--- Start Record set ---

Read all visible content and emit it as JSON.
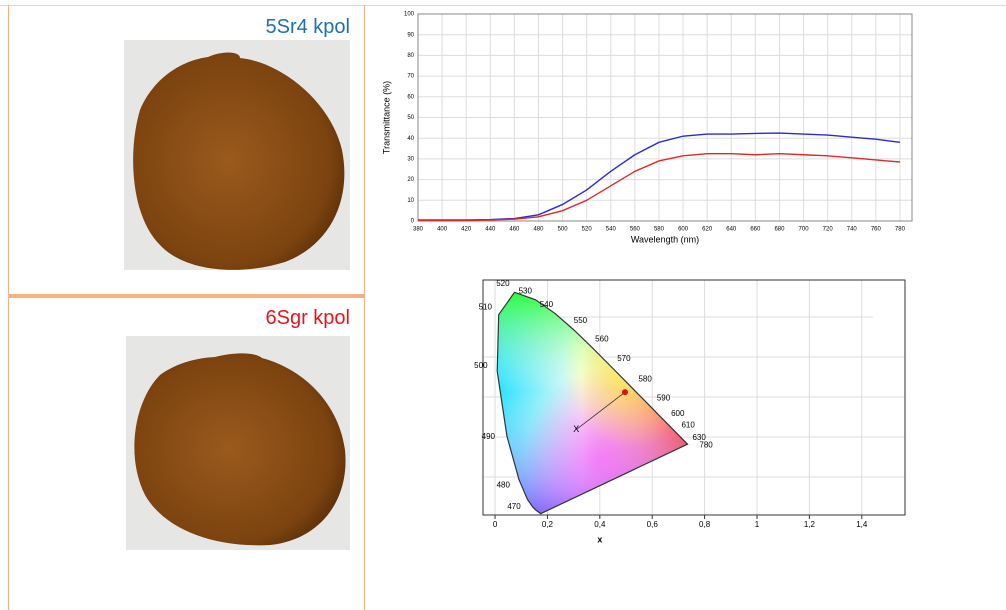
{
  "samples": [
    {
      "label": "5Sr4 kpol",
      "color": "#1f6fb5"
    },
    {
      "label": "6Sgr kpol",
      "color": "#e8141b"
    }
  ],
  "chart_data": [
    {
      "type": "line",
      "x_label": "Wavelength (nm)",
      "y_label": "Transmittance (%)",
      "x": [
        380,
        400,
        420,
        440,
        460,
        480,
        500,
        520,
        540,
        560,
        580,
        600,
        620,
        640,
        660,
        680,
        700,
        720,
        740,
        760,
        780
      ],
      "series": [
        {
          "color": "#2a2ad8",
          "values": [
            0.5,
            0.5,
            0.5,
            0.7,
            1.2,
            3,
            8,
            15,
            24,
            32,
            38,
            41,
            42,
            42,
            42.3,
            42.5,
            42,
            41.5,
            40.5,
            39.5,
            38
          ]
        },
        {
          "color": "#e02828",
          "values": [
            0.3,
            0.3,
            0.3,
            0.5,
            0.9,
            2,
            5,
            10,
            17,
            24,
            29,
            31.5,
            32.5,
            32.5,
            32,
            32.5,
            32,
            31.5,
            30.5,
            29.5,
            28.5
          ]
        }
      ],
      "xlim": [
        380,
        790
      ],
      "ylim": [
        0,
        100
      ],
      "xticks": [
        380,
        400,
        420,
        440,
        460,
        480,
        500,
        520,
        540,
        560,
        580,
        600,
        620,
        640,
        660,
        680,
        700,
        720,
        740,
        760,
        780
      ],
      "yticks": [
        0,
        10,
        20,
        30,
        40,
        50,
        60,
        70,
        80,
        90,
        100
      ],
      "grid": true
    },
    {
      "type": "chromaticity",
      "x_label": "x",
      "xlim": [
        -0.046,
        1.565
      ],
      "ylim": [
        0,
        0.88
      ],
      "xticks": [
        0,
        {
          "value": 0.2,
          "label": "0,2"
        },
        {
          "value": 0.4,
          "label": "0,4"
        },
        {
          "value": 0.6,
          "label": "0,6"
        },
        {
          "value": 0.8,
          "label": "0,8"
        },
        1,
        {
          "value": 1.2,
          "label": "1,2"
        },
        {
          "value": 1.4,
          "label": "1,4"
        }
      ],
      "grid": true,
      "locus": {
        "labels": [
          null,
          null,
          null,
          "470",
          "480",
          "490",
          "500",
          "510",
          "520",
          "530",
          "540",
          "550",
          "560",
          "570",
          "580",
          "590",
          "600",
          "610",
          null,
          "630",
          "780"
        ],
        "x": [
          0.1741,
          0.1566,
          0.144,
          0.1241,
          0.0913,
          0.0454,
          0.0082,
          0.0139,
          0.0743,
          0.1547,
          0.2296,
          0.3016,
          0.3731,
          0.4441,
          0.5125,
          0.5752,
          0.627,
          0.6658,
          0.6915,
          0.7079,
          0.7347
        ],
        "y": [
          0.005,
          0.0177,
          0.0297,
          0.0578,
          0.1327,
          0.295,
          0.5384,
          0.7502,
          0.8338,
          0.8059,
          0.7543,
          0.6923,
          0.6245,
          0.5547,
          0.4866,
          0.4242,
          0.3725,
          0.334,
          0.3083,
          0.292,
          0.2653
        ]
      },
      "white_point": {
        "label": "X",
        "x": 0.31,
        "y": 0.32
      },
      "sample_point": {
        "color": "#e01010",
        "x": 0.496,
        "y": 0.46
      }
    }
  ]
}
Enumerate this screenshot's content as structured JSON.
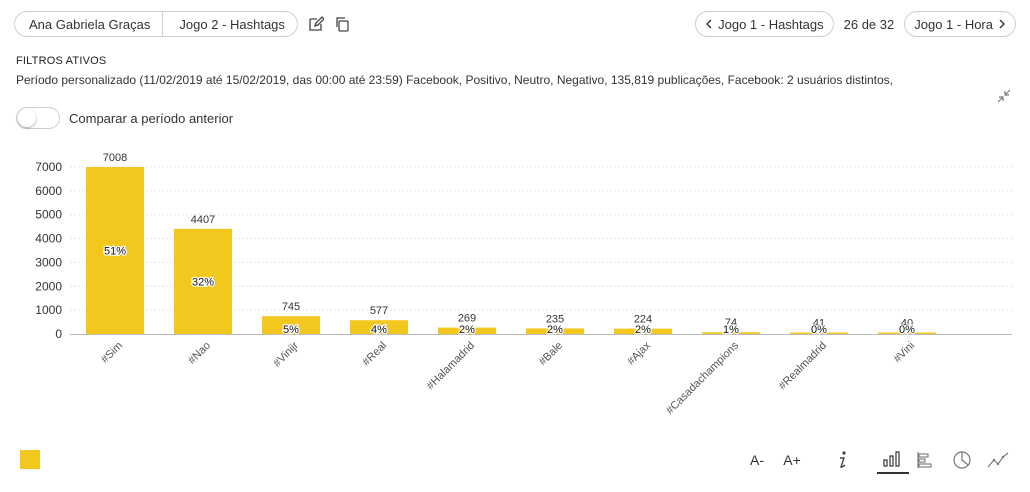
{
  "header": {
    "breadcrumb": [
      "Ana Gabriela Graças",
      "Jogo 2 - Hashtags"
    ],
    "prev_label": "Jogo 1 - Hashtags",
    "page_counter": "26 de 32",
    "next_label": "Jogo 1 - Hora"
  },
  "filters": {
    "title": "FILTROS ATIVOS",
    "text": "Período personalizado (11/02/2019 até 15/02/2019, das 00:00 até 23:59) Facebook, Positivo, Neutro, Negativo, 135,819 publicações, Facebook: 2 usuários distintos,"
  },
  "compare": {
    "label": "Comparar a período anterior",
    "enabled": false
  },
  "footer": {
    "font_decrease": "A-",
    "font_increase": "A+"
  },
  "colors": {
    "bar": "#f2c71e",
    "axis_text": "#333333",
    "grid": "#e4e4e4"
  },
  "chart_data": {
    "type": "bar",
    "categories": [
      "#Sim",
      "#Nao",
      "#Vinijr",
      "#Real",
      "#Halamadrid",
      "#Bale",
      "#Ajax",
      "#Casadachampions",
      "#Realmadrid",
      "#Vini"
    ],
    "values": [
      7008,
      4407,
      745,
      577,
      269,
      235,
      224,
      74,
      41,
      40
    ],
    "percent_labels": [
      "51%",
      "32%",
      "5%",
      "4%",
      "2%",
      "2%",
      "2%",
      "1%",
      "0%",
      "0%"
    ],
    "ylim": [
      0,
      7000
    ],
    "yticks": [
      0,
      1000,
      2000,
      3000,
      4000,
      5000,
      6000,
      7000
    ],
    "grid": true
  }
}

--- End Record set ---

## Written task
Restate each entry word for word, please, but drop any images it holds.

## Answer in full
Read all visible content and emit it as JSON.
{
  "samples": [
    {
      "label": "5Sr4 kpol",
      "color": "#1f6fb5"
    },
    {
      "label": "6Sgr kpol",
      "color": "#e8141b"
    }
  ],
  "chart_data": [
    {
      "type": "line",
      "x_label": "Wavelength (nm)",
      "y_label": "Transmittance (%)",
      "x": [
        380,
        400,
        420,
        440,
        460,
        480,
        500,
        520,
        540,
        560,
        580,
        600,
        620,
        640,
        660,
        680,
        700,
        720,
        740,
        760,
        780
      ],
      "series": [
        {
          "color": "#2a2ad8",
          "values": [
            0.5,
            0.5,
            0.5,
            0.7,
            1.2,
            3,
            8,
            15,
            24,
            32,
            38,
            41,
            42,
            42,
            42.3,
            42.5,
            42,
            41.5,
            40.5,
            39.5,
            38
          ]
        },
        {
          "color": "#e02828",
          "values": [
            0.3,
            0.3,
            0.3,
            0.5,
            0.9,
            2,
            5,
            10,
            17,
            24,
            29,
            31.5,
            32.5,
            32.5,
            32,
            32.5,
            32,
            31.5,
            30.5,
            29.5,
            28.5
          ]
        }
      ],
      "xlim": [
        380,
        790
      ],
      "ylim": [
        0,
        100
      ],
      "xticks": [
        380,
        400,
        420,
        440,
        460,
        480,
        500,
        520,
        540,
        560,
        580,
        600,
        620,
        640,
        660,
        680,
        700,
        720,
        740,
        760,
        780
      ],
      "yticks": [
        0,
        10,
        20,
        30,
        40,
        50,
        60,
        70,
        80,
        90,
        100
      ],
      "grid": true
    },
    {
      "type": "chromaticity",
      "x_label": "x",
      "xlim": [
        -0.046,
        1.565
      ],
      "ylim": [
        0,
        0.88
      ],
      "xticks": [
        0,
        {
          "value": 0.2,
          "label": "0,2"
        },
        {
          "value": 0.4,
          "label": "0,4"
        },
        {
          "value": 0.6,
          "label": "0,6"
        },
        {
          "value": 0.8,
          "label": "0,8"
        },
        1,
        {
          "value": 1.2,
          "label": "1,2"
        },
        {
          "value": 1.4,
          "label": "1,4"
        }
      ],
      "grid": true,
      "locus": {
        "labels": [
          null,
          null,
          null,
          "470",
          "480",
          "490",
          "500",
          "510",
          "520",
          "530",
          "540",
          "550",
          "560",
          "570",
          "580",
          "590",
          "600",
          "610",
          null,
          "630",
          "780"
        ],
        "x": [
          0.1741,
          0.1566,
          0.144,
          0.1241,
          0.0913,
          0.0454,
          0.0082,
          0.0139,
          0.0743,
          0.1547,
          0.2296,
          0.3016,
          0.3731,
          0.4441,
          0.5125,
          0.5752,
          0.627,
          0.6658,
          0.6915,
          0.7079,
          0.7347
        ],
        "y": [
          0.005,
          0.0177,
          0.0297,
          0.0578,
          0.1327,
          0.295,
          0.5384,
          0.7502,
          0.8338,
          0.8059,
          0.7543,
          0.6923,
          0.6245,
          0.5547,
          0.4866,
          0.4242,
          0.3725,
          0.334,
          0.3083,
          0.292,
          0.2653
        ]
      },
      "white_point": {
        "label": "X",
        "x": 0.31,
        "y": 0.32
      },
      "sample_point": {
        "color": "#e01010",
        "x": 0.496,
        "y": 0.46
      }
    }
  ]
}
Enumerate this screenshot's content as structured JSON.
{
  "header": {
    "breadcrumb": [
      "Ana Gabriela Graças",
      "Jogo 2 - Hashtags"
    ],
    "prev_label": "Jogo 1 - Hashtags",
    "page_counter": "26 de 32",
    "next_label": "Jogo 1 - Hora"
  },
  "filters": {
    "title": "FILTROS ATIVOS",
    "text": "Período personalizado (11/02/2019 até 15/02/2019, das 00:00 até 23:59) Facebook, Positivo, Neutro, Negativo, 135,819 publicações, Facebook: 2 usuários distintos,"
  },
  "compare": {
    "label": "Comparar a período anterior",
    "enabled": false
  },
  "footer": {
    "font_decrease": "A-",
    "font_increase": "A+"
  },
  "colors": {
    "bar": "#f2c71e",
    "axis_text": "#333333",
    "grid": "#e4e4e4"
  },
  "chart_data": {
    "type": "bar",
    "categories": [
      "#Sim",
      "#Nao",
      "#Vinijr",
      "#Real",
      "#Halamadrid",
      "#Bale",
      "#Ajax",
      "#Casadachampions",
      "#Realmadrid",
      "#Vini"
    ],
    "values": [
      7008,
      4407,
      745,
      577,
      269,
      235,
      224,
      74,
      41,
      40
    ],
    "percent_labels": [
      "51%",
      "32%",
      "5%",
      "4%",
      "2%",
      "2%",
      "2%",
      "1%",
      "0%",
      "0%"
    ],
    "ylim": [
      0,
      7000
    ],
    "yticks": [
      0,
      1000,
      2000,
      3000,
      4000,
      5000,
      6000,
      7000
    ],
    "grid": true
  }
}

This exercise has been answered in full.